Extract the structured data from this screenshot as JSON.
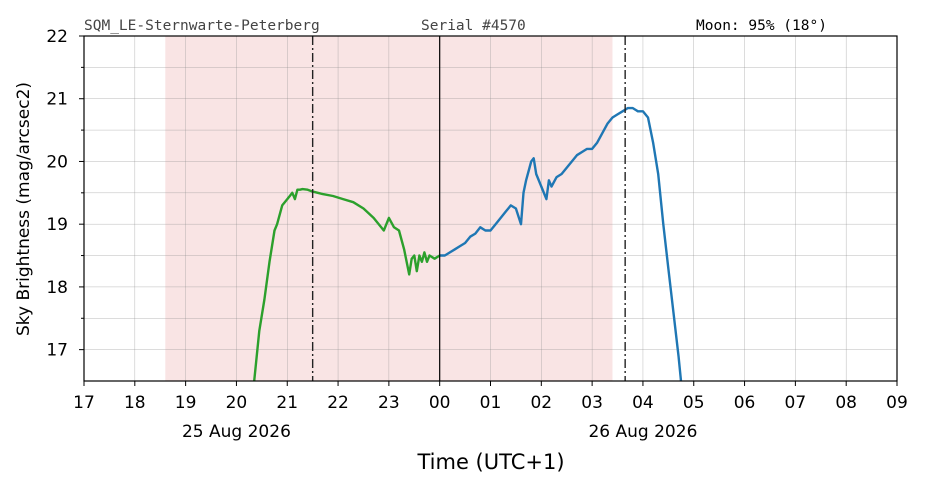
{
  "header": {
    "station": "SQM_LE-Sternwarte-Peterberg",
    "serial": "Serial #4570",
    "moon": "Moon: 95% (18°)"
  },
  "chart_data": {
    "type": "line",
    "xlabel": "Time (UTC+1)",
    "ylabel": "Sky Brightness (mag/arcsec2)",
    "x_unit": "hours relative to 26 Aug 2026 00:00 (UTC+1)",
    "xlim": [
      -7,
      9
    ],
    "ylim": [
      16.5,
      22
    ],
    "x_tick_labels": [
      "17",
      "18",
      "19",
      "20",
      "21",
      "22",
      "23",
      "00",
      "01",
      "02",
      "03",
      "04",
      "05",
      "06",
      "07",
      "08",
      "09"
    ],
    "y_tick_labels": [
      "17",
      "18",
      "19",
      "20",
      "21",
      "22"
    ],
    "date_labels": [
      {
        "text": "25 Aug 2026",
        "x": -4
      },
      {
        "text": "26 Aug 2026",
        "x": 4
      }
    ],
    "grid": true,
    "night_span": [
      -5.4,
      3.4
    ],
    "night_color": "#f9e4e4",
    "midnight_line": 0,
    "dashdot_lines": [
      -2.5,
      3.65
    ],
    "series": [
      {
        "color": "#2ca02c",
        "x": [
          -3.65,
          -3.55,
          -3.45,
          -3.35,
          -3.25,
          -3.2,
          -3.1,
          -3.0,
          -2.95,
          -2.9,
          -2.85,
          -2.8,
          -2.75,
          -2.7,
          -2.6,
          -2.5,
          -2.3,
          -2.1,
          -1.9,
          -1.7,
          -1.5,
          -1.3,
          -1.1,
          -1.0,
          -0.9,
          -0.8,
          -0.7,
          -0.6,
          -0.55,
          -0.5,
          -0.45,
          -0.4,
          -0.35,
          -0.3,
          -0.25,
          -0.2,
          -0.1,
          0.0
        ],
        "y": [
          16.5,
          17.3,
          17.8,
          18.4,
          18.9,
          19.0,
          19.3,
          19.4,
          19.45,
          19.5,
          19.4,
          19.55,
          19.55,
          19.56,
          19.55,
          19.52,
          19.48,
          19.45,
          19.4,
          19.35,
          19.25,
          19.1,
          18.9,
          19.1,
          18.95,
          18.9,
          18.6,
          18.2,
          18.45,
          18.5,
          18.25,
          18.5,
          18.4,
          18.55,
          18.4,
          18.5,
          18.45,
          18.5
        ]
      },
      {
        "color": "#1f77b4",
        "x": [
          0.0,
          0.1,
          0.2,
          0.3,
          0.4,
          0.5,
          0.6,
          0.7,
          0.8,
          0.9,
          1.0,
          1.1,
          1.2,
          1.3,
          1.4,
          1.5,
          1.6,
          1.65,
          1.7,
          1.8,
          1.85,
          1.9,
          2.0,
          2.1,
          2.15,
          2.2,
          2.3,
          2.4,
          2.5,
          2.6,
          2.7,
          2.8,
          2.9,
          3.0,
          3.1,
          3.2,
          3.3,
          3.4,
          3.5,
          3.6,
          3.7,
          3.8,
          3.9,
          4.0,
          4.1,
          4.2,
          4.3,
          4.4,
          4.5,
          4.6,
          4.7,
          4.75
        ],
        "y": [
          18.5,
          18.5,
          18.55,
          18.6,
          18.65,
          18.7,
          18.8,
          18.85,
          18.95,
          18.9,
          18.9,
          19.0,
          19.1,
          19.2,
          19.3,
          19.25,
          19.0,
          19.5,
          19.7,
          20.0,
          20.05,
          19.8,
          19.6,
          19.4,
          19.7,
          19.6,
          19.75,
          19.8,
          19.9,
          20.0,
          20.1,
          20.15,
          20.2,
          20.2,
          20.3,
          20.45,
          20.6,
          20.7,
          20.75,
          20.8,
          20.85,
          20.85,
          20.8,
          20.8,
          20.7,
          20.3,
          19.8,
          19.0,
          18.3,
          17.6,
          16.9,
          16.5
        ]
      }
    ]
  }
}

════════════════

### Problem to work on
Copy each line of the records precisely and drop any images they hold.

### Task output
Extract the structured data from this screenshot as JSON.
{
  "header": {
    "station": "SQM_LE-Sternwarte-Peterberg",
    "serial": "Serial #4570",
    "moon": "Moon: 95% (18°)"
  },
  "chart_data": {
    "type": "line",
    "xlabel": "Time (UTC+1)",
    "ylabel": "Sky Brightness (mag/arcsec2)",
    "x_unit": "hours relative to 26 Aug 2026 00:00 (UTC+1)",
    "xlim": [
      -7,
      9
    ],
    "ylim": [
      16.5,
      22
    ],
    "x_tick_labels": [
      "17",
      "18",
      "19",
      "20",
      "21",
      "22",
      "23",
      "00",
      "01",
      "02",
      "03",
      "04",
      "05",
      "06",
      "07",
      "08",
      "09"
    ],
    "y_tick_labels": [
      "17",
      "18",
      "19",
      "20",
      "21",
      "22"
    ],
    "date_labels": [
      {
        "text": "25 Aug 2026",
        "x": -4
      },
      {
        "text": "26 Aug 2026",
        "x": 4
      }
    ],
    "grid": true,
    "night_span": [
      -5.4,
      3.4
    ],
    "night_color": "#f9e4e4",
    "midnight_line": 0,
    "dashdot_lines": [
      -2.5,
      3.65
    ],
    "series": [
      {
        "color": "#2ca02c",
        "x": [
          -3.65,
          -3.55,
          -3.45,
          -3.35,
          -3.25,
          -3.2,
          -3.1,
          -3.0,
          -2.95,
          -2.9,
          -2.85,
          -2.8,
          -2.75,
          -2.7,
          -2.6,
          -2.5,
          -2.3,
          -2.1,
          -1.9,
          -1.7,
          -1.5,
          -1.3,
          -1.1,
          -1.0,
          -0.9,
          -0.8,
          -0.7,
          -0.6,
          -0.55,
          -0.5,
          -0.45,
          -0.4,
          -0.35,
          -0.3,
          -0.25,
          -0.2,
          -0.1,
          0.0
        ],
        "y": [
          16.5,
          17.3,
          17.8,
          18.4,
          18.9,
          19.0,
          19.3,
          19.4,
          19.45,
          19.5,
          19.4,
          19.55,
          19.55,
          19.56,
          19.55,
          19.52,
          19.48,
          19.45,
          19.4,
          19.35,
          19.25,
          19.1,
          18.9,
          19.1,
          18.95,
          18.9,
          18.6,
          18.2,
          18.45,
          18.5,
          18.25,
          18.5,
          18.4,
          18.55,
          18.4,
          18.5,
          18.45,
          18.5
        ]
      },
      {
        "color": "#1f77b4",
        "x": [
          0.0,
          0.1,
          0.2,
          0.3,
          0.4,
          0.5,
          0.6,
          0.7,
          0.8,
          0.9,
          1.0,
          1.1,
          1.2,
          1.3,
          1.4,
          1.5,
          1.6,
          1.65,
          1.7,
          1.8,
          1.85,
          1.9,
          2.0,
          2.1,
          2.15,
          2.2,
          2.3,
          2.4,
          2.5,
          2.6,
          2.7,
          2.8,
          2.9,
          3.0,
          3.1,
          3.2,
          3.3,
          3.4,
          3.5,
          3.6,
          3.7,
          3.8,
          3.9,
          4.0,
          4.1,
          4.2,
          4.3,
          4.4,
          4.5,
          4.6,
          4.7,
          4.75
        ],
        "y": [
          18.5,
          18.5,
          18.55,
          18.6,
          18.65,
          18.7,
          18.8,
          18.85,
          18.95,
          18.9,
          18.9,
          19.0,
          19.1,
          19.2,
          19.3,
          19.25,
          19.0,
          19.5,
          19.7,
          20.0,
          20.05,
          19.8,
          19.6,
          19.4,
          19.7,
          19.6,
          19.75,
          19.8,
          19.9,
          20.0,
          20.1,
          20.15,
          20.2,
          20.2,
          20.3,
          20.45,
          20.6,
          20.7,
          20.75,
          20.8,
          20.85,
          20.85,
          20.8,
          20.8,
          20.7,
          20.3,
          19.8,
          19.0,
          18.3,
          17.6,
          16.9,
          16.5
        ]
      }
    ]
  }
}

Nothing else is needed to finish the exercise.